— start of Records for the exercise —
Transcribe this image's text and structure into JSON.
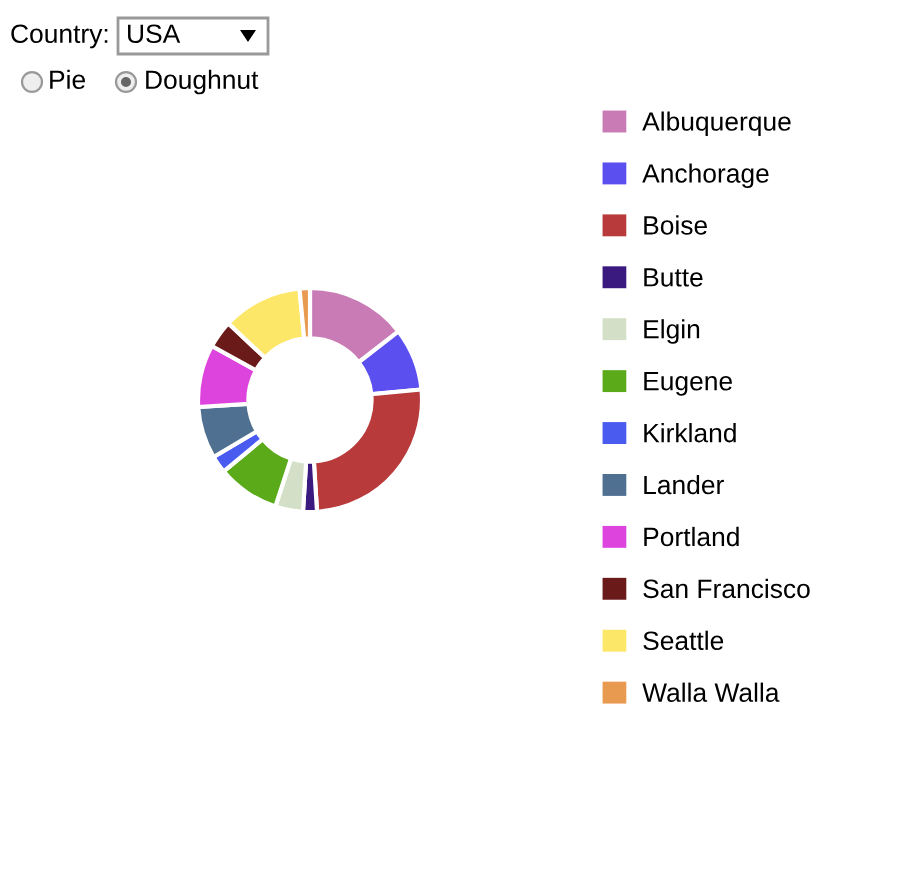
{
  "chart_data": {
    "type": "donut",
    "legend": "right",
    "annotations": [
      "Country:",
      "USA",
      "Pie",
      "Doughnut"
    ],
    "categories": [
      "Albuquerque",
      "Anchorage",
      "Boise",
      "Butte",
      "Elgin",
      "Eugene",
      "Kirkland",
      "Lander",
      "Portland",
      "San Francisco",
      "Seattle",
      "Walla Walla"
    ],
    "values": [
      14.5,
      9,
      25.5,
      2,
      4,
      9,
      2.5,
      7.5,
      9,
      4,
      11.5,
      1.5
    ],
    "colors": [
      "#c87bb5",
      "#5b4ff0",
      "#b83a3a",
      "#3b1a80",
      "#d3dfc6",
      "#5aaa1a",
      "#4a5cf0",
      "#4f7090",
      "#dd44dd",
      "#6b1a1a",
      "#fde768",
      "#e89a50"
    ]
  }
}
— end of Records for the exercise —
◆ Goal of the exercise ◆
Print the records word for word and exclude any picture they hold.

◆ Task response ◆
Transcribe this image's text and structure into JSON.
{
  "chart_data": {
    "type": "donut",
    "legend": "right",
    "annotations": [
      "Country:",
      "USA",
      "Pie",
      "Doughnut"
    ],
    "categories": [
      "Albuquerque",
      "Anchorage",
      "Boise",
      "Butte",
      "Elgin",
      "Eugene",
      "Kirkland",
      "Lander",
      "Portland",
      "San Francisco",
      "Seattle",
      "Walla Walla"
    ],
    "values": [
      14.5,
      9,
      25.5,
      2,
      4,
      9,
      2.5,
      7.5,
      9,
      4,
      11.5,
      1.5
    ],
    "colors": [
      "#c87bb5",
      "#5b4ff0",
      "#b83a3a",
      "#3b1a80",
      "#d3dfc6",
      "#5aaa1a",
      "#4a5cf0",
      "#4f7090",
      "#dd44dd",
      "#6b1a1a",
      "#fde768",
      "#e89a50"
    ]
  }
}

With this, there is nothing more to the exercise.